* **Task 1**
For the matrix power proof below, decide whether each statement agrees with it. For each, answer yes or no and quote the words that settle it. (a) The result is to be shown by mathematical induction. (b) The formula for A to the power n is claimed for every real number n. (c) The matrix A is stated as given.
* **Task 2**
Resume the proof below about powers of the matrix A, starting right after its last sentence.

* **Document segment**
● ● ●

If $A=\left[\begin{array}{ll}3 & -4 \\ 1 & -1\end{array}\right]$, then prove $A^{n}=\left[\begin{array}{ll}1+2 n & -4 n \\ n & 1-2 n\end{array}\right]$ where $n$ is any positive integer
It is given that $A=\left[\begin{array}{ll}3 & -4 \\ 1 & -1\end{array}\right]$
To prove: $\quad \mathrm{P}(n): A^{n}=\left[\begin{array}{ll}1+2 n & -4 n \\ n & 1-2 n\end{array}\right], n \in \mathbf{N}$
We shall prove the result by using the principle of mathematical induction.

● ● ●

* **Data provided**
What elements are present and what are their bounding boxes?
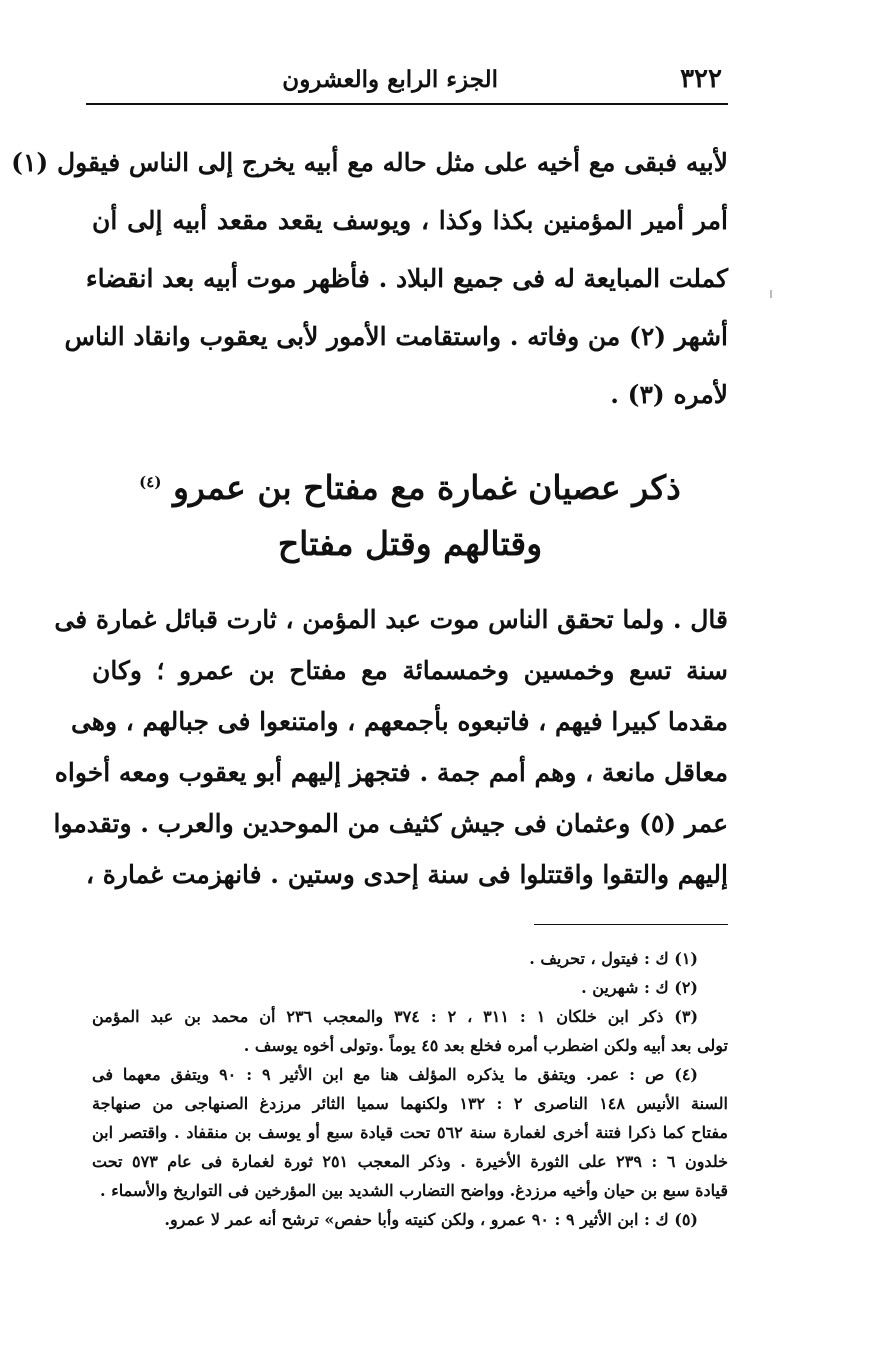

● ● ●

* **Answer 1**
(a) Yes: "We shall prove the result by using the principle of mathematical induction."
(b) No: "where $n$ is any positive integer"
(c) Yes: "It is given that"

* **Answer 2**
For n = 1, we have:
$P(1): A^{1}=\left[\begin{array}{ll}1+2 & -4 \\ 1 & 1-2\end{array}\right]=\left[\begin{array}{ll}3 & -4 \\ 1 & -1\end{array}\right]=A$
Therefore, the result is true for n = 1.
Let the result be true for n = k.
That is,
$P(k): A^{k}=\left[\begin{array}{ll}1+2 k & -4 k \\ k & 1-2 k\end{array}\right], n \in \mathbf{N}$
Now, we prove that the result is true for n = k + 1.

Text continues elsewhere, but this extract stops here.